- [DESCRIPTION OF THE TASK]: Output every entry exactly as written, skipping any pictures.

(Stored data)

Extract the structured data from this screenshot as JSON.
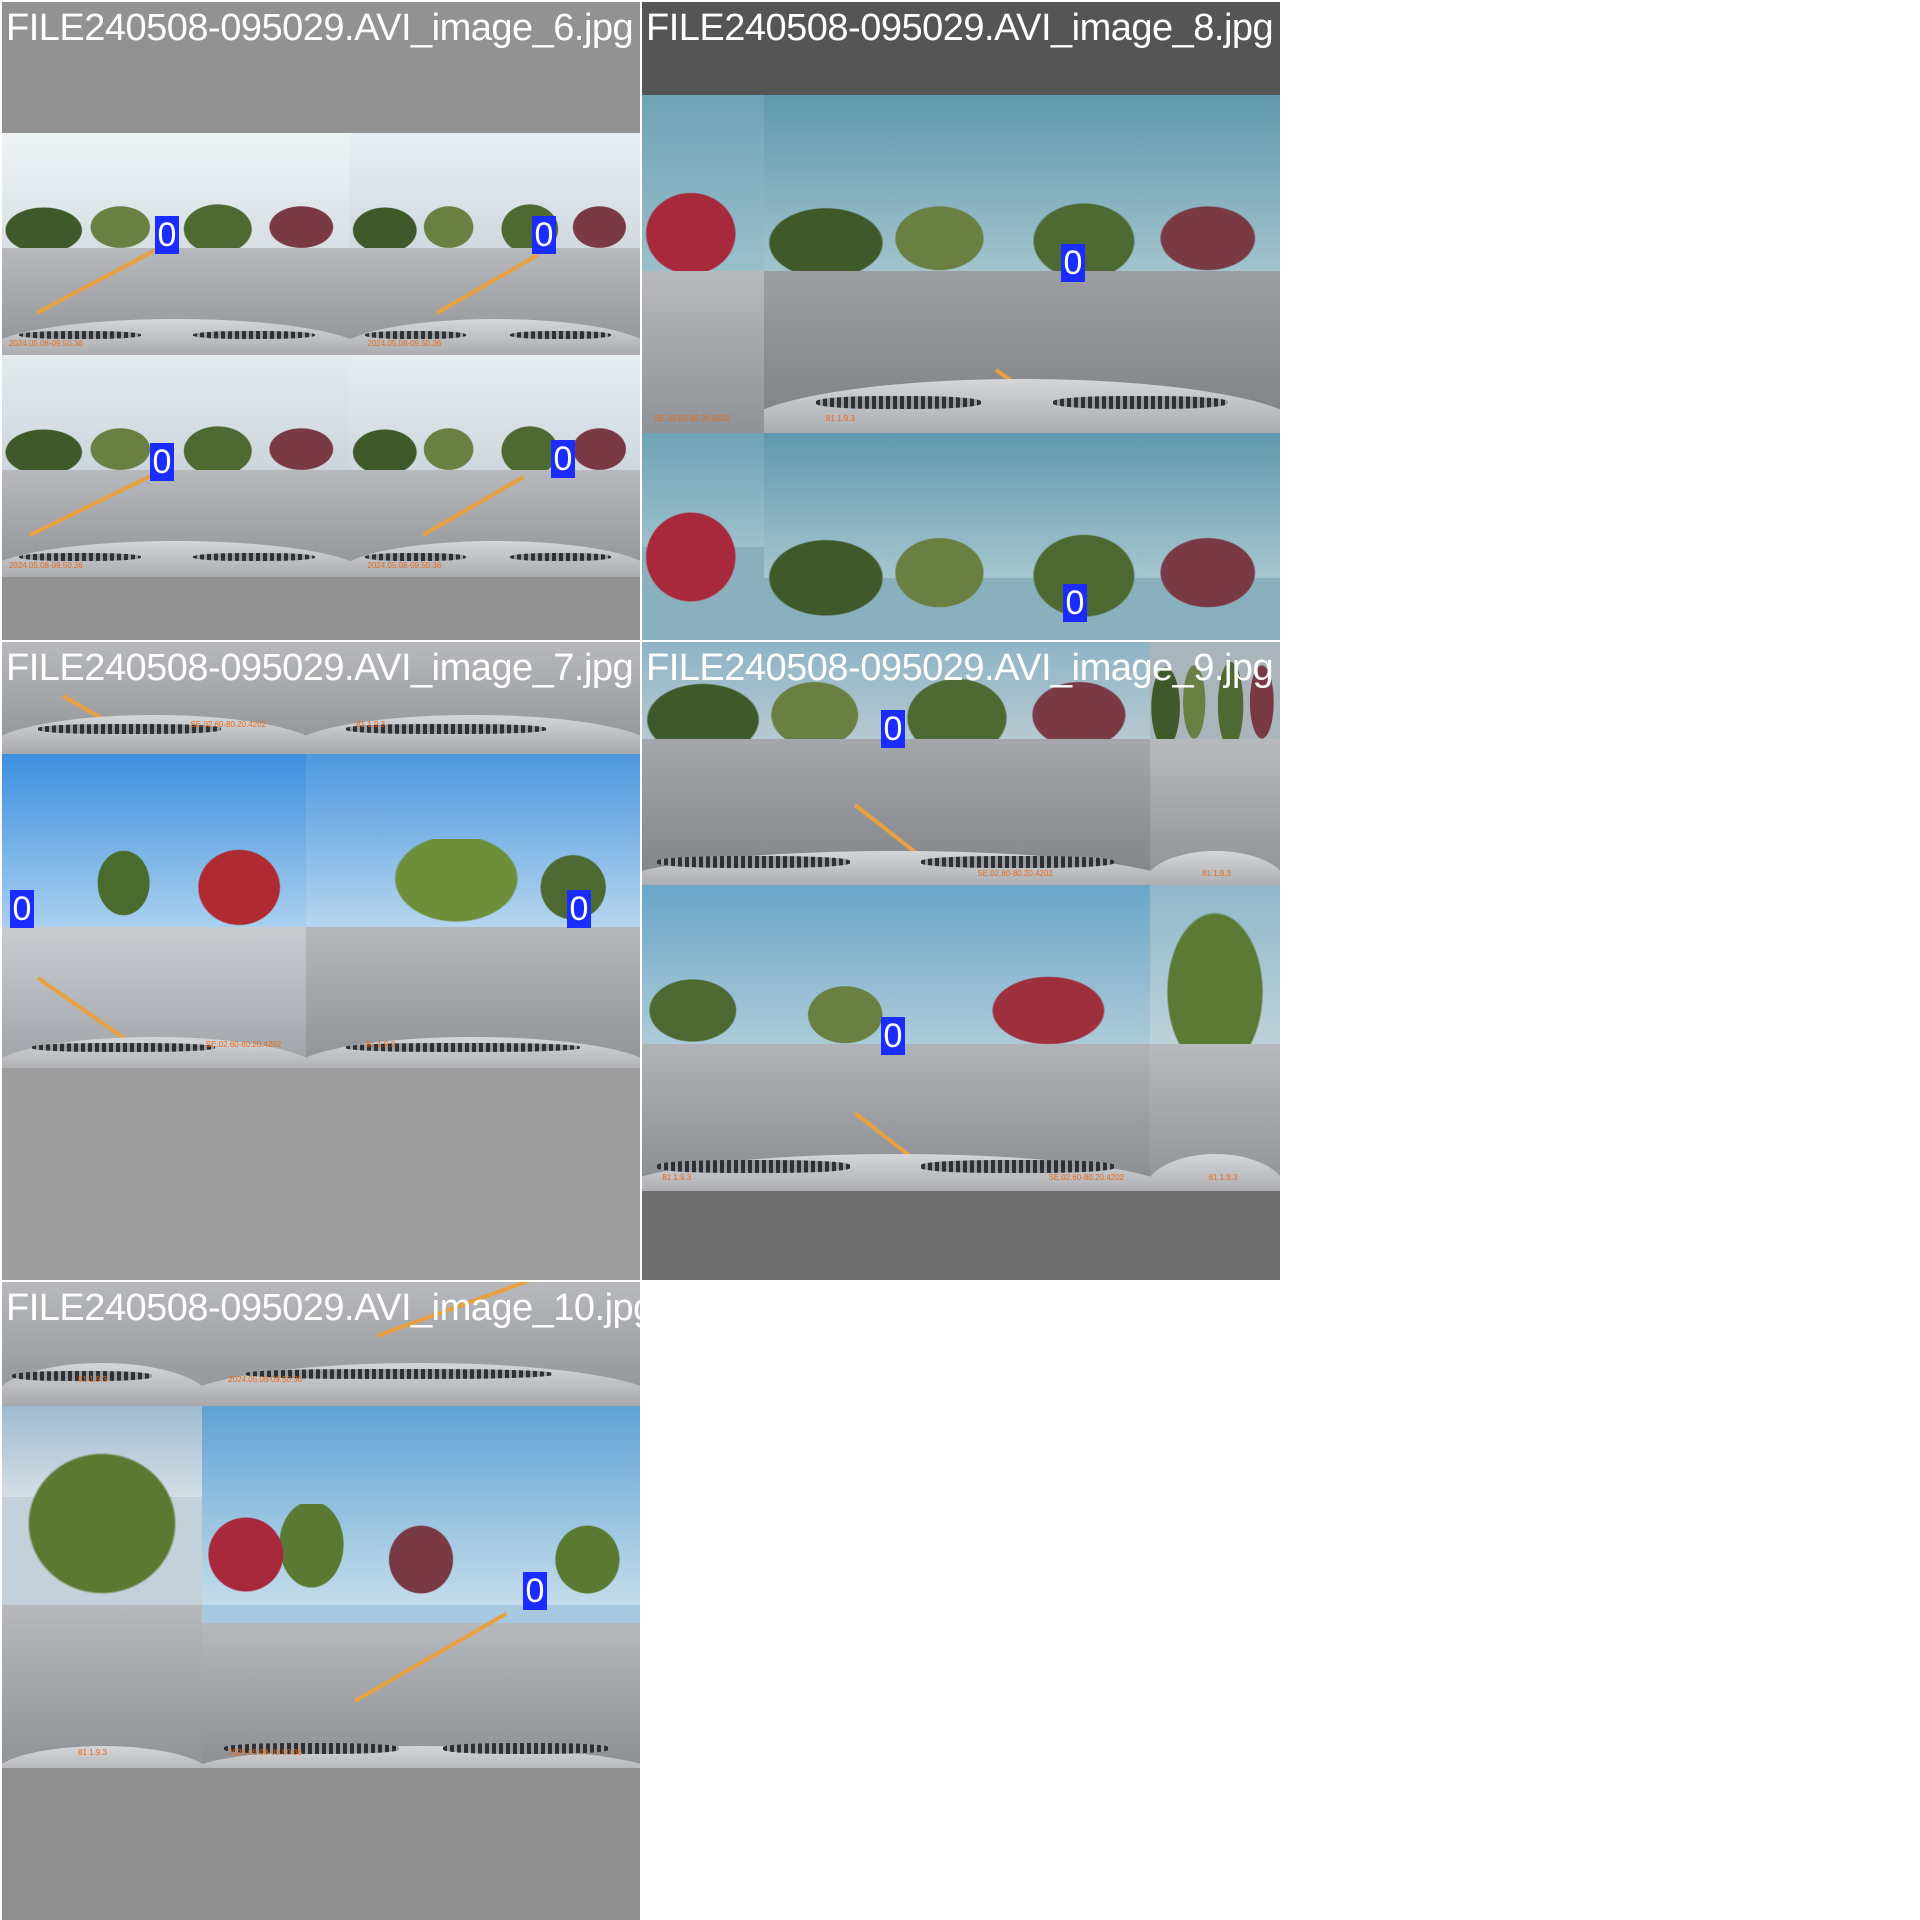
{
  "tiles": [
    {
      "title": "FILE240508-095029.AVI_image_6.jpg",
      "bg": "#929292"
    },
    {
      "title": "FILE240508-095029.AVI_image_8.jpg",
      "bg": "#555555"
    },
    {
      "title": "FILE240508-095029.AVI_image_7.jpg",
      "bg": "#9e9e9e"
    },
    {
      "title": "FILE240508-095029.AVI_image_9.jpg",
      "bg": "#6e6e6e"
    },
    {
      "title": "FILE240508-095029.AVI_image_10.jpg",
      "bg": "#8f8f8f"
    }
  ],
  "label": "0",
  "stamps": {
    "date": "2024.05.08-09.50.36",
    "date_mirrored": "SE.02.60-80.20.4202",
    "speed": "81 1.9.3"
  },
  "colors": {
    "box": "#1a2cff",
    "lane": "#e8a040",
    "page": "#ffffff"
  }
}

- [EXPECTED OUTPUT]:
Extract the structured data from this screenshot as JSON.
{
  "tiles": [
    {
      "title": "FILE240508-095029.AVI_image_6.jpg",
      "bg": "#929292"
    },
    {
      "title": "FILE240508-095029.AVI_image_8.jpg",
      "bg": "#555555"
    },
    {
      "title": "FILE240508-095029.AVI_image_7.jpg",
      "bg": "#9e9e9e"
    },
    {
      "title": "FILE240508-095029.AVI_image_9.jpg",
      "bg": "#6e6e6e"
    },
    {
      "title": "FILE240508-095029.AVI_image_10.jpg",
      "bg": "#8f8f8f"
    }
  ],
  "label": "0",
  "stamps": {
    "date": "2024.05.08-09.50.36",
    "date_mirrored": "SE.02.60-80.20.4202",
    "speed": "81 1.9.3"
  },
  "colors": {
    "box": "#1a2cff",
    "lane": "#e8a040",
    "page": "#ffffff"
  }
}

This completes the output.